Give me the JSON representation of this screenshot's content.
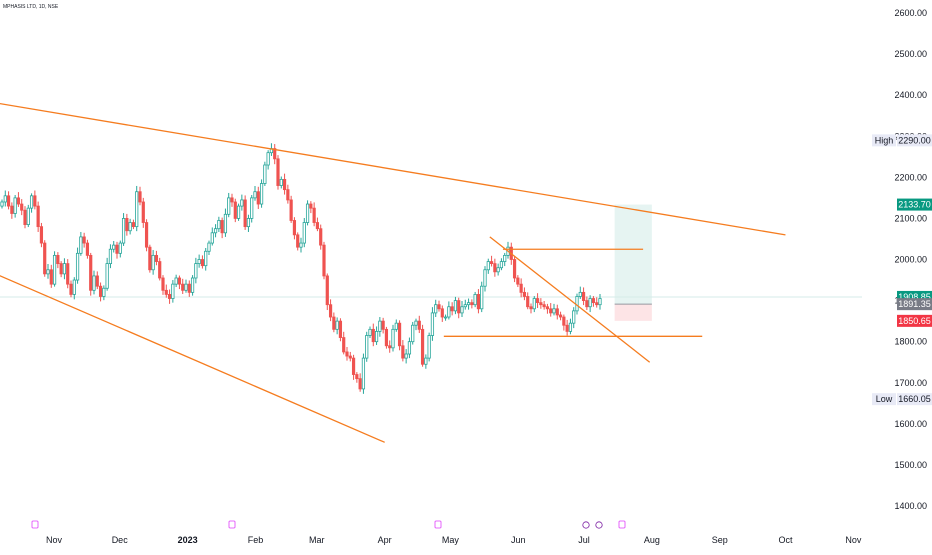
{
  "header": {
    "symbol_title": "MPHASIS LTD, 1D, NSE"
  },
  "colors": {
    "up": "#26a69a",
    "down": "#ef5350",
    "trendline": "#f57c1f",
    "grid_text": "#131722",
    "last_price": "#089981",
    "sell_level": "#f23645",
    "current_price": "#787b86",
    "target_zone": "#e6f4f2",
    "stop_zone": "#fde4e6"
  },
  "chart_data": {
    "type": "candlestick",
    "title": "",
    "y_axis": {
      "min": 1360,
      "max": 2640,
      "ticks": [
        1400,
        1500,
        1600,
        1700,
        1800,
        1900,
        2000,
        2100,
        2200,
        2300,
        2400,
        2500,
        2600
      ],
      "tick_labels": [
        "1400.00",
        "1500.00",
        "1600.00",
        "1700.00",
        "1800.00",
        "1900.00",
        "2000.00",
        "2100.00",
        "2200.00",
        "2300.00",
        "2400.00",
        "2500.00",
        "2600.00"
      ]
    },
    "x_axis": {
      "labels": [
        {
          "text": "Nov",
          "date": "2022-11-01",
          "bold": false
        },
        {
          "text": "Dec",
          "date": "2022-12-01",
          "bold": false
        },
        {
          "text": "2023",
          "date": "2023-01-01",
          "bold": true
        },
        {
          "text": "Feb",
          "date": "2023-02-01",
          "bold": false
        },
        {
          "text": "Mar",
          "date": "2023-03-01",
          "bold": false
        },
        {
          "text": "Apr",
          "date": "2023-04-01",
          "bold": false
        },
        {
          "text": "May",
          "date": "2023-05-01",
          "bold": false
        },
        {
          "text": "Jun",
          "date": "2023-06-01",
          "bold": false
        },
        {
          "text": "Jul",
          "date": "2023-07-01",
          "bold": false
        },
        {
          "text": "Aug",
          "date": "2023-08-01",
          "bold": false
        },
        {
          "text": "Sep",
          "date": "2023-09-01",
          "bold": false
        },
        {
          "text": "Oct",
          "date": "2023-10-01",
          "bold": false
        },
        {
          "text": "Nov",
          "date": "2023-11-01",
          "bold": false
        }
      ]
    },
    "candles_close": [
      2140,
      2155,
      2130,
      2112,
      2150,
      2135,
      2120,
      2085,
      2125,
      2155,
      2130,
      2080,
      2040,
      1965,
      1975,
      1940,
      2010,
      1990,
      1965,
      1990,
      1940,
      1915,
      1950,
      2015,
      2055,
      2040,
      2010,
      1925,
      1960,
      1935,
      1910,
      1930,
      1990,
      2025,
      2035,
      2015,
      2040,
      2100,
      2070,
      2090,
      2080,
      2165,
      2140,
      2090,
      2030,
      1975,
      2010,
      1995,
      1955,
      1925,
      1915,
      1905,
      1940,
      1955,
      1940,
      1925,
      1940,
      1920,
      1955,
      1990,
      2000,
      1985,
      2020,
      2040,
      2065,
      2075,
      2095,
      2065,
      2110,
      2150,
      2140,
      2100,
      2130,
      2145,
      2080,
      2100,
      2150,
      2165,
      2135,
      2185,
      2230,
      2260,
      2270,
      2245,
      2180,
      2195,
      2170,
      2145,
      2095,
      2060,
      2030,
      2040,
      2090,
      2135,
      2125,
      2090,
      2075,
      2035,
      1960,
      1890,
      1860,
      1830,
      1850,
      1810,
      1775,
      1765,
      1760,
      1720,
      1710,
      1685,
      1760,
      1815,
      1830,
      1800,
      1825,
      1850,
      1830,
      1790,
      1785,
      1830,
      1845,
      1790,
      1760,
      1770,
      1800,
      1840,
      1850,
      1830,
      1745,
      1760,
      1815,
      1870,
      1890,
      1880,
      1860,
      1860,
      1885,
      1875,
      1900,
      1870,
      1885,
      1890,
      1895,
      1890,
      1915,
      1880,
      1935,
      1975,
      1995,
      1990,
      1970,
      1980,
      1995,
      2010,
      2030,
      2000,
      1955,
      1940,
      1920,
      1910,
      1885,
      1880,
      1905,
      1895,
      1890,
      1885,
      1880,
      1870,
      1880,
      1865,
      1860,
      1840,
      1825,
      1845,
      1875,
      1910,
      1920,
      1900,
      1885,
      1905,
      1895,
      1890,
      1905
    ],
    "channel_upper": [
      {
        "date": "2022-10-01",
        "value": 2385
      },
      {
        "date": "2023-10-01",
        "value": 2060
      }
    ],
    "channel_lower": [
      {
        "date": "2022-10-01",
        "value": 1975
      },
      {
        "date": "2023-04-01",
        "value": 1555
      }
    ],
    "resistance_line": {
      "date_start": "2023-05-25",
      "date_end": "2023-07-28",
      "value": 2025
    },
    "support_line": {
      "date_start": "2023-04-28",
      "date_end": "2023-08-24",
      "value": 1813
    },
    "descending_line": [
      {
        "date": "2023-05-19",
        "value": 2055
      },
      {
        "date": "2023-07-31",
        "value": 1750
      }
    ],
    "position": {
      "entry": 1891.35,
      "target": 2133.7,
      "stop": 1850.65,
      "date_start": "2023-07-15",
      "date_end": "2023-08-01"
    },
    "price_tags": {
      "high_label": "High",
      "high_value": "2290.00",
      "low_label": "Low",
      "low_value": "1660.05",
      "target_value": "2133.70",
      "last_value": "1908.85",
      "entry_value": "1891.35",
      "stop_value": "1850.65"
    },
    "grid": false,
    "legend": "none"
  }
}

::::::::::

• [Task brief]
Reproduce all the records verbatim, excluding images.

• [Written answer]
Give me the JSON representation of this screenshot's content.
{
  "header": {
    "symbol_title": "MPHASIS LTD, 1D, NSE"
  },
  "colors": {
    "up": "#26a69a",
    "down": "#ef5350",
    "trendline": "#f57c1f",
    "grid_text": "#131722",
    "last_price": "#089981",
    "sell_level": "#f23645",
    "current_price": "#787b86",
    "target_zone": "#e6f4f2",
    "stop_zone": "#fde4e6"
  },
  "chart_data": {
    "type": "candlestick",
    "title": "",
    "y_axis": {
      "min": 1360,
      "max": 2640,
      "ticks": [
        1400,
        1500,
        1600,
        1700,
        1800,
        1900,
        2000,
        2100,
        2200,
        2300,
        2400,
        2500,
        2600
      ],
      "tick_labels": [
        "1400.00",
        "1500.00",
        "1600.00",
        "1700.00",
        "1800.00",
        "1900.00",
        "2000.00",
        "2100.00",
        "2200.00",
        "2300.00",
        "2400.00",
        "2500.00",
        "2600.00"
      ]
    },
    "x_axis": {
      "labels": [
        {
          "text": "Nov",
          "date": "2022-11-01",
          "bold": false
        },
        {
          "text": "Dec",
          "date": "2022-12-01",
          "bold": false
        },
        {
          "text": "2023",
          "date": "2023-01-01",
          "bold": true
        },
        {
          "text": "Feb",
          "date": "2023-02-01",
          "bold": false
        },
        {
          "text": "Mar",
          "date": "2023-03-01",
          "bold": false
        },
        {
          "text": "Apr",
          "date": "2023-04-01",
          "bold": false
        },
        {
          "text": "May",
          "date": "2023-05-01",
          "bold": false
        },
        {
          "text": "Jun",
          "date": "2023-06-01",
          "bold": false
        },
        {
          "text": "Jul",
          "date": "2023-07-01",
          "bold": false
        },
        {
          "text": "Aug",
          "date": "2023-08-01",
          "bold": false
        },
        {
          "text": "Sep",
          "date": "2023-09-01",
          "bold": false
        },
        {
          "text": "Oct",
          "date": "2023-10-01",
          "bold": false
        },
        {
          "text": "Nov",
          "date": "2023-11-01",
          "bold": false
        }
      ]
    },
    "candles_close": [
      2140,
      2155,
      2130,
      2112,
      2150,
      2135,
      2120,
      2085,
      2125,
      2155,
      2130,
      2080,
      2040,
      1965,
      1975,
      1940,
      2010,
      1990,
      1965,
      1990,
      1940,
      1915,
      1950,
      2015,
      2055,
      2040,
      2010,
      1925,
      1960,
      1935,
      1910,
      1930,
      1990,
      2025,
      2035,
      2015,
      2040,
      2100,
      2070,
      2090,
      2080,
      2165,
      2140,
      2090,
      2030,
      1975,
      2010,
      1995,
      1955,
      1925,
      1915,
      1905,
      1940,
      1955,
      1940,
      1925,
      1940,
      1920,
      1955,
      1990,
      2000,
      1985,
      2020,
      2040,
      2065,
      2075,
      2095,
      2065,
      2110,
      2150,
      2140,
      2100,
      2130,
      2145,
      2080,
      2100,
      2150,
      2165,
      2135,
      2185,
      2230,
      2260,
      2270,
      2245,
      2180,
      2195,
      2170,
      2145,
      2095,
      2060,
      2030,
      2040,
      2090,
      2135,
      2125,
      2090,
      2075,
      2035,
      1960,
      1890,
      1860,
      1830,
      1850,
      1810,
      1775,
      1765,
      1760,
      1720,
      1710,
      1685,
      1760,
      1815,
      1830,
      1800,
      1825,
      1850,
      1830,
      1790,
      1785,
      1830,
      1845,
      1790,
      1760,
      1770,
      1800,
      1840,
      1850,
      1830,
      1745,
      1760,
      1815,
      1870,
      1890,
      1880,
      1860,
      1860,
      1885,
      1875,
      1900,
      1870,
      1885,
      1890,
      1895,
      1890,
      1915,
      1880,
      1935,
      1975,
      1995,
      1990,
      1970,
      1980,
      1995,
      2010,
      2030,
      2000,
      1955,
      1940,
      1920,
      1910,
      1885,
      1880,
      1905,
      1895,
      1890,
      1885,
      1880,
      1870,
      1880,
      1865,
      1860,
      1840,
      1825,
      1845,
      1875,
      1910,
      1920,
      1900,
      1885,
      1905,
      1895,
      1890,
      1905
    ],
    "channel_upper": [
      {
        "date": "2022-10-01",
        "value": 2385
      },
      {
        "date": "2023-10-01",
        "value": 2060
      }
    ],
    "channel_lower": [
      {
        "date": "2022-10-01",
        "value": 1975
      },
      {
        "date": "2023-04-01",
        "value": 1555
      }
    ],
    "resistance_line": {
      "date_start": "2023-05-25",
      "date_end": "2023-07-28",
      "value": 2025
    },
    "support_line": {
      "date_start": "2023-04-28",
      "date_end": "2023-08-24",
      "value": 1813
    },
    "descending_line": [
      {
        "date": "2023-05-19",
        "value": 2055
      },
      {
        "date": "2023-07-31",
        "value": 1750
      }
    ],
    "position": {
      "entry": 1891.35,
      "target": 2133.7,
      "stop": 1850.65,
      "date_start": "2023-07-15",
      "date_end": "2023-08-01"
    },
    "price_tags": {
      "high_label": "High",
      "high_value": "2290.00",
      "low_label": "Low",
      "low_value": "1660.05",
      "target_value": "2133.70",
      "last_value": "1908.85",
      "entry_value": "1891.35",
      "stop_value": "1850.65"
    },
    "grid": false,
    "legend": "none"
  }
}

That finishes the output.